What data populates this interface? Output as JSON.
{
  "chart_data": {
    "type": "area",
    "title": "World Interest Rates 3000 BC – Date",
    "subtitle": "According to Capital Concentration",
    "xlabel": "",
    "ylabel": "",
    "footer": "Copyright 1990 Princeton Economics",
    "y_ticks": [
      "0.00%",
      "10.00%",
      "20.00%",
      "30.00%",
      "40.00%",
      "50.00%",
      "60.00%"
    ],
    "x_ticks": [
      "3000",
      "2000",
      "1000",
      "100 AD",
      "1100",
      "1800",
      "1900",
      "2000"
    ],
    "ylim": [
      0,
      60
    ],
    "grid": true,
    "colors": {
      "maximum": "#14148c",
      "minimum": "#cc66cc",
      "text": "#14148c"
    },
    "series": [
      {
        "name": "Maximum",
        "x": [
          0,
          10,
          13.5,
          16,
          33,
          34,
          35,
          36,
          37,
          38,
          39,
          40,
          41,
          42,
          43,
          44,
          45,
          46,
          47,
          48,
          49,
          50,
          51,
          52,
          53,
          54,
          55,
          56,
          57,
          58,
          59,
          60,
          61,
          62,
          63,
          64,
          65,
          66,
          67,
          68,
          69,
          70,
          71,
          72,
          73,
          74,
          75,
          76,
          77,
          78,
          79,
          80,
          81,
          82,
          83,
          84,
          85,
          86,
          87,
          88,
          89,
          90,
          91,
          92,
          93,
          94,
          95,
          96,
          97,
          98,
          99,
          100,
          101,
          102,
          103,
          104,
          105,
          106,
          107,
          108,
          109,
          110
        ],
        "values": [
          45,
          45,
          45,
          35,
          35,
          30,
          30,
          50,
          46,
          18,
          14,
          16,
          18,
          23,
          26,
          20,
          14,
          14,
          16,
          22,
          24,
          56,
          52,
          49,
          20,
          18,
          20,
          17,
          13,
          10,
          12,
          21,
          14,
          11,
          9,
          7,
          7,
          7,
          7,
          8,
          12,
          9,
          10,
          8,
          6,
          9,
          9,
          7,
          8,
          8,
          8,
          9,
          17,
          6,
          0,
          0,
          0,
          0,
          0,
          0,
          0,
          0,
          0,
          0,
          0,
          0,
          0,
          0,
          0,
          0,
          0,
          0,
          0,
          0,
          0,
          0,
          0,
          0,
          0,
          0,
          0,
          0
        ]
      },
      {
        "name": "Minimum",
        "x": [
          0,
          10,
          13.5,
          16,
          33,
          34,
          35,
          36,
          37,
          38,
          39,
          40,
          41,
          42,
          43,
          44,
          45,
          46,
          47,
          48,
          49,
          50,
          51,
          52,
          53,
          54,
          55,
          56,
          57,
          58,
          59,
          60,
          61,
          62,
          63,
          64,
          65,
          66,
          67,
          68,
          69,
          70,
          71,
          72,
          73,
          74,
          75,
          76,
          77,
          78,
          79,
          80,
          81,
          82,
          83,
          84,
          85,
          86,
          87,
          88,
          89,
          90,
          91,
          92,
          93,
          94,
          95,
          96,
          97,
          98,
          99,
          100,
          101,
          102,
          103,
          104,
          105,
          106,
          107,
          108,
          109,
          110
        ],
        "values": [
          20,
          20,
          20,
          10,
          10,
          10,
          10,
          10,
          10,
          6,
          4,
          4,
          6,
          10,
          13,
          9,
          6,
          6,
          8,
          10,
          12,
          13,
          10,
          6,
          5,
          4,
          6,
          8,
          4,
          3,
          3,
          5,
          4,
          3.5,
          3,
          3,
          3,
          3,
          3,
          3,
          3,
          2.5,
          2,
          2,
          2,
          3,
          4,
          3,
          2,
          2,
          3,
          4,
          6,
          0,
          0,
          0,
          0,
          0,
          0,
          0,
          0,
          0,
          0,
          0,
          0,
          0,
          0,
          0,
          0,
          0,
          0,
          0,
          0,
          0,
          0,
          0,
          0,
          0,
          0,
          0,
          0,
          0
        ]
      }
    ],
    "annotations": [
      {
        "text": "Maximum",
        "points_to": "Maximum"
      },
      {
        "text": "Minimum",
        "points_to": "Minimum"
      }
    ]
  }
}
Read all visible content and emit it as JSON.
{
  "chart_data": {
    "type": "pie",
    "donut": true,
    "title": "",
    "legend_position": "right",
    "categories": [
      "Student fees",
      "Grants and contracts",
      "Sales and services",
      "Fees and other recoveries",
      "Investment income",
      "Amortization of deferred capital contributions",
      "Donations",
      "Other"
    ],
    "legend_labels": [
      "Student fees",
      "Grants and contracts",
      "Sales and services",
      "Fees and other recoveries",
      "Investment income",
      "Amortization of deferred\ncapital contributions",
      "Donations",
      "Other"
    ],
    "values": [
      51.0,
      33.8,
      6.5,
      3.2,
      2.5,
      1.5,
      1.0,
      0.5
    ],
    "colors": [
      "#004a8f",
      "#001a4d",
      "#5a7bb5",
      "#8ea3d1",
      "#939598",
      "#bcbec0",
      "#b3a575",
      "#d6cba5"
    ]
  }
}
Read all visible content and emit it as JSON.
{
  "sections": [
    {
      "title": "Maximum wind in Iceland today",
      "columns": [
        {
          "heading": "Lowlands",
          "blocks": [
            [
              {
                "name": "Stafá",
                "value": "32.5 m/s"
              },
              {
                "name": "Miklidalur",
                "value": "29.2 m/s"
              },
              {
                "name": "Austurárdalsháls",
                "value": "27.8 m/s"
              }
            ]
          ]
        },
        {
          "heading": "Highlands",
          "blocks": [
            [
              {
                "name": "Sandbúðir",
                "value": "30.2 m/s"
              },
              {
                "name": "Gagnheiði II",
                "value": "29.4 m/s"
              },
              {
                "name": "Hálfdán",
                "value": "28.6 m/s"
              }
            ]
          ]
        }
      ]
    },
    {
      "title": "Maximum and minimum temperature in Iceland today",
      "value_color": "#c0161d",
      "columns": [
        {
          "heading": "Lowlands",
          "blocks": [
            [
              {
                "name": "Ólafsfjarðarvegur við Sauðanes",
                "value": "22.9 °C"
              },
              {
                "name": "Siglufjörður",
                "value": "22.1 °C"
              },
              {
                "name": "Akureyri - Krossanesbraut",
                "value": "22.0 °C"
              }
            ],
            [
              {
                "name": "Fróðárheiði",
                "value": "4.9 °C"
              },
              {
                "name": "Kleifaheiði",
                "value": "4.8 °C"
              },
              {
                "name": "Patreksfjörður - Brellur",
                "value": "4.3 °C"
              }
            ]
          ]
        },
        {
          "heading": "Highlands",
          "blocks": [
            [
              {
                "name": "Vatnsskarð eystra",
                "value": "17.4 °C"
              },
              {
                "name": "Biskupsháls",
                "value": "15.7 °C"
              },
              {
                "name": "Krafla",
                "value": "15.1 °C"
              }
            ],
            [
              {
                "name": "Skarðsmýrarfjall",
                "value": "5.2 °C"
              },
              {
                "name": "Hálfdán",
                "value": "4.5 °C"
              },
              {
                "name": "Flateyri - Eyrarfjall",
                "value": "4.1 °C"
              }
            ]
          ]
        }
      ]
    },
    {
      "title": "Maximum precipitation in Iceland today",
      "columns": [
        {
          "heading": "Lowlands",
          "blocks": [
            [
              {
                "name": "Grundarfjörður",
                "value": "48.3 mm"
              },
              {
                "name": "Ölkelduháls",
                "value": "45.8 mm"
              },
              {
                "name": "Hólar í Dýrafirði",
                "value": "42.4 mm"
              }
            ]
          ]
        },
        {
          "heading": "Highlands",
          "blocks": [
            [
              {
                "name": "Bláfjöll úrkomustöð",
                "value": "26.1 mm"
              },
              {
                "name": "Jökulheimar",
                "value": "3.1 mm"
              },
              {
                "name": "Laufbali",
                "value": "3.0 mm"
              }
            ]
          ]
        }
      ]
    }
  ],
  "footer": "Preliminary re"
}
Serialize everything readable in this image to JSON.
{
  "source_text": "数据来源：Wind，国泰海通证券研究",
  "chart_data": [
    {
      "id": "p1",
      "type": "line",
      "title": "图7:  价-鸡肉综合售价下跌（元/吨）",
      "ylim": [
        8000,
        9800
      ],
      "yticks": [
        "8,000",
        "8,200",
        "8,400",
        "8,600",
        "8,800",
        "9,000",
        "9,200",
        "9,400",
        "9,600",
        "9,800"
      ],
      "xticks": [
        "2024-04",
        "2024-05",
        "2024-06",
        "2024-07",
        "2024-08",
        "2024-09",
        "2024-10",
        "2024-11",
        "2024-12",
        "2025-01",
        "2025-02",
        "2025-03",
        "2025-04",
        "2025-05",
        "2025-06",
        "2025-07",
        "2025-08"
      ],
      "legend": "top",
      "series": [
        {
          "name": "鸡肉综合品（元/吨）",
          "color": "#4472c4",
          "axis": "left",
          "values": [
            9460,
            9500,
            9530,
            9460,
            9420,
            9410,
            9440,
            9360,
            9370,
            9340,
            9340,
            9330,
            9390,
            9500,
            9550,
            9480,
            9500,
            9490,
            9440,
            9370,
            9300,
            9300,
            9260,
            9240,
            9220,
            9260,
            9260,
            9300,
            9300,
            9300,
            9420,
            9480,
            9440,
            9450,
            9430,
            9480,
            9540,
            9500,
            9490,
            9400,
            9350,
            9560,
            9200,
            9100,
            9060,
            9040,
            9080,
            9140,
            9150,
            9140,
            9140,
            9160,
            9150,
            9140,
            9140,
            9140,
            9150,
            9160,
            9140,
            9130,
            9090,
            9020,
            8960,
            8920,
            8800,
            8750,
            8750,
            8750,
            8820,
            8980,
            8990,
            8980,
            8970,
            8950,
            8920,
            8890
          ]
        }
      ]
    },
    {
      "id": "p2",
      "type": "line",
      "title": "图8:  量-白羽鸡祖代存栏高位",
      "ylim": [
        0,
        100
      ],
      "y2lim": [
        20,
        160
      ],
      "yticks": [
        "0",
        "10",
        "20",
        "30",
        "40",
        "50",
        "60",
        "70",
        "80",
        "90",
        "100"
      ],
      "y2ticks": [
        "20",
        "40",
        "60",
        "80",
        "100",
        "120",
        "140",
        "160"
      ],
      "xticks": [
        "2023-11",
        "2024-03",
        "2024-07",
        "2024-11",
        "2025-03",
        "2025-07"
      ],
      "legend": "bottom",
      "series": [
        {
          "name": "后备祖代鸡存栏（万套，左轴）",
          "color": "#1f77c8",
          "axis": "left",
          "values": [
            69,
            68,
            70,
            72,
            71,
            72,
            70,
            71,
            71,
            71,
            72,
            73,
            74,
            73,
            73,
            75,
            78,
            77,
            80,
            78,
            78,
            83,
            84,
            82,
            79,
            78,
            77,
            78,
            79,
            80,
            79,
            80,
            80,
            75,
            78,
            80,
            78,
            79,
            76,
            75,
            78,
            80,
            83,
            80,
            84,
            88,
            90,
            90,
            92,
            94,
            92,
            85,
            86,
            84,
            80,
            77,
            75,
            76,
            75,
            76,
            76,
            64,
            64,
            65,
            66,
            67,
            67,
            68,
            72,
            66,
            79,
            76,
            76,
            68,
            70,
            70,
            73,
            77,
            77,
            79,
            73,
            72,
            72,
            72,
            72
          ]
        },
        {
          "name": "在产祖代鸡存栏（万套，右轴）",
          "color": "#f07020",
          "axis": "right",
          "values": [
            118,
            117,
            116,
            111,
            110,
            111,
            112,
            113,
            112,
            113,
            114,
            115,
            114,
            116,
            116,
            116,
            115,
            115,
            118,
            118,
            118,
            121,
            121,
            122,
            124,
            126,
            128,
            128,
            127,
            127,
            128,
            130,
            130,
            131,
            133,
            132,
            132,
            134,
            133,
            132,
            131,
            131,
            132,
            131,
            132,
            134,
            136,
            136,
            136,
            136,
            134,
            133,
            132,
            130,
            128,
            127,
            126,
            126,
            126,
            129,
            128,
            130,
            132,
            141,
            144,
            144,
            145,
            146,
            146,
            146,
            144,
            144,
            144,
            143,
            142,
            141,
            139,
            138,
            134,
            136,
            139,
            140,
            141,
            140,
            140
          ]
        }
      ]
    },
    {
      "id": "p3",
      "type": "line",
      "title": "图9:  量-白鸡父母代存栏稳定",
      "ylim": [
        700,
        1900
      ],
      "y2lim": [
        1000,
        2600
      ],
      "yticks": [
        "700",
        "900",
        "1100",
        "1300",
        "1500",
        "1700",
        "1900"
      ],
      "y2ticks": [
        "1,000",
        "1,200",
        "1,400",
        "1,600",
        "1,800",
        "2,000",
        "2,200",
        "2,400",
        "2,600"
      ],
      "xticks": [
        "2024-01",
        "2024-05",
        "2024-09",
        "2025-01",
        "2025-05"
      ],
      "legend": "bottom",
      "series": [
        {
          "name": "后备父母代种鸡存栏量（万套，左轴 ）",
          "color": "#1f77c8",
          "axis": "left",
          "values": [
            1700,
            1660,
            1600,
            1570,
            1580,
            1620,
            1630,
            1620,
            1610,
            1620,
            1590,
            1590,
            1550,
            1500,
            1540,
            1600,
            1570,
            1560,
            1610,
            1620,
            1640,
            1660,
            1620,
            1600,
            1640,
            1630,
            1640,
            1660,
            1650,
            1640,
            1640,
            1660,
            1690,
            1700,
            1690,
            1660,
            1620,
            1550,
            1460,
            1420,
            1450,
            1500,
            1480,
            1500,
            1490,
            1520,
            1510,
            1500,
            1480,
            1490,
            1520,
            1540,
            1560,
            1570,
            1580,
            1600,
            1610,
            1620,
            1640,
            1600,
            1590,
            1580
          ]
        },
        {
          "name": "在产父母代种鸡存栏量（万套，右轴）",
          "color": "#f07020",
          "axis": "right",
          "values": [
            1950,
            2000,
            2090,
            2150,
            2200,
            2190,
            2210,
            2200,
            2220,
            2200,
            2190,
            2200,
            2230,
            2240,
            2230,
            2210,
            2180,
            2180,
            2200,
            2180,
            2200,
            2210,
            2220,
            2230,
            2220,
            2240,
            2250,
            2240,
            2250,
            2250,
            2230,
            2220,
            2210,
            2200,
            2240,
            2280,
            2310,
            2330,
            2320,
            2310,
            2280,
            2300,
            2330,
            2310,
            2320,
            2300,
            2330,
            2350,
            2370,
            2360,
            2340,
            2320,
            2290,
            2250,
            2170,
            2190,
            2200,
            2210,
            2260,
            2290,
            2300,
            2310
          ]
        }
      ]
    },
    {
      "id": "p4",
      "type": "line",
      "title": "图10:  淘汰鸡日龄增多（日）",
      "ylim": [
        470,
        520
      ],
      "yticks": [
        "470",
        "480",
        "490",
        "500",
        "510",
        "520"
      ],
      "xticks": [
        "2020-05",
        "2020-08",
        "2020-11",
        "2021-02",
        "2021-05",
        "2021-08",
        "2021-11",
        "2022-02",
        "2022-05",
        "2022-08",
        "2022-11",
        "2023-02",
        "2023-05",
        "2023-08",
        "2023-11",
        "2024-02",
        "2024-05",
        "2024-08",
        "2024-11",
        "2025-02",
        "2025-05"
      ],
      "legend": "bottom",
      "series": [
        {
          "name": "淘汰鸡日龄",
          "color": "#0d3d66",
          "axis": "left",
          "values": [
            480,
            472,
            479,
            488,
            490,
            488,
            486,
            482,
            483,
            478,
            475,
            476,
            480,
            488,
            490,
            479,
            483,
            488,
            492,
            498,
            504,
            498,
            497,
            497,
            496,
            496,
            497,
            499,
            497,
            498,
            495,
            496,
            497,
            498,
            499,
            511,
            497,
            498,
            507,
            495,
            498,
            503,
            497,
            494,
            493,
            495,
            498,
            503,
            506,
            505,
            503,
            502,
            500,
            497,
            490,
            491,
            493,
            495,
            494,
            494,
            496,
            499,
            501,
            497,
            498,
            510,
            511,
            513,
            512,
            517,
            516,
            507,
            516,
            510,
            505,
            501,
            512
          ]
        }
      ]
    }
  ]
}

-----

SHORT EXERCISE: Take every line containing the word "Iceland" and copy it.

FULL RESPONSE:
      "title": "Maximum wind in Iceland today",
      "title": "Maximum and minimum temperature in Iceland today",
      "title": "Maximum precipitation in Iceland today",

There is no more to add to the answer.